======== Supplied data ========

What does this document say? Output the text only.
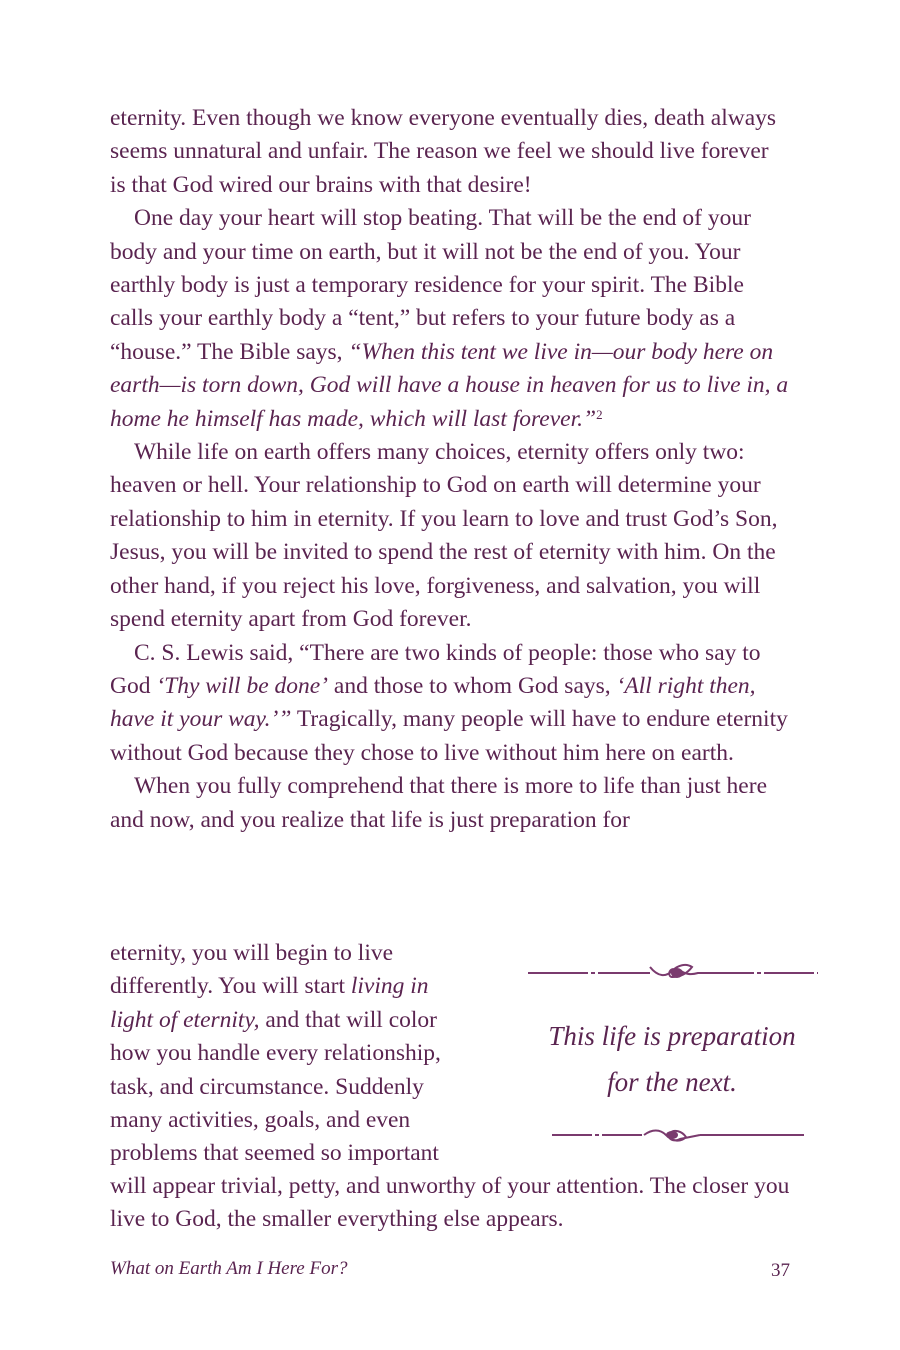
eternity. Even though we know everyone eventually dies, death always seems unnatural and unfair. The reason we feel we should live forever is that God wired our brains with that desire!

One day your heart will stop beating. That will be the end of your body and your time on earth, but it will not be the end of you. Your earthly body is just a temporary residence for your spirit. The Bible calls your earthly body a “tent,” but refers to your future body as a “house.” The Bible says, “When this tent we live in—our body here on earth—is torn down, God will have a house in heaven for us to live in, a home he himself has made, which will last forever.”$^2$

While life on earth offers many choices, eternity offers only two: heaven or hell. Your relationship to God on earth will determine your relationship to him in eternity. If you learn to love and trust God’s Son, Jesus, you will be invited to spend the rest of eternity with him. On the other hand, if you reject his love, forgiveness, and salvation, you will spend eternity apart from God forever.

C. S. Lewis said, “There are two kinds of people: those who say to God ‘Thy will be done’ and those to whom God says, ‘All right then, have it your way.’” Tragically, many people will have to endure eternity without God because they chose to live without him here on earth.

When you fully comprehend that there is more to life than just here and now, and you realize that life is just preparation for

eternity, you will begin to live differently. You will start living in light of eternity, and that will color how you handle every relationship, task, and circumstance. Suddenly many activities, goals, and even problems that seemed so important
will appear trivial, petty, and unworthy of your attention. The closer you live to God, the smaller everything else appears.
This life is preparation
for the next.
What on Earth Am I Here For?	37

========

Directions →
Tell how many lines in the records above contain "What", giving the number and no other words.

Answer to this exercise →
2